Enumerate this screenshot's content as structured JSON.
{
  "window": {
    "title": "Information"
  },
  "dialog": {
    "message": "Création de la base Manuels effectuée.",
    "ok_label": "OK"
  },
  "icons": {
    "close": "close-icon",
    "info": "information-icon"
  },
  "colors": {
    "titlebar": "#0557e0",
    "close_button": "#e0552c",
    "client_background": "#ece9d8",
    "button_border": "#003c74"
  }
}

----------------

▶ **Work required**
Extract all of the data shown above without alteration.

▶ **Solved exercise**
Enumerate this screenshot's content as structured JSON.
{
  "window": {
    "title": "Information"
  },
  "dialog": {
    "message": "Création de la base Manuels effectuée.",
    "ok_label": "OK"
  },
  "icons": {
    "close": "close-icon",
    "info": "information-icon"
  },
  "colors": {
    "titlebar": "#0557e0",
    "close_button": "#e0552c",
    "client_background": "#ece9d8",
    "button_border": "#003c74"
  }
}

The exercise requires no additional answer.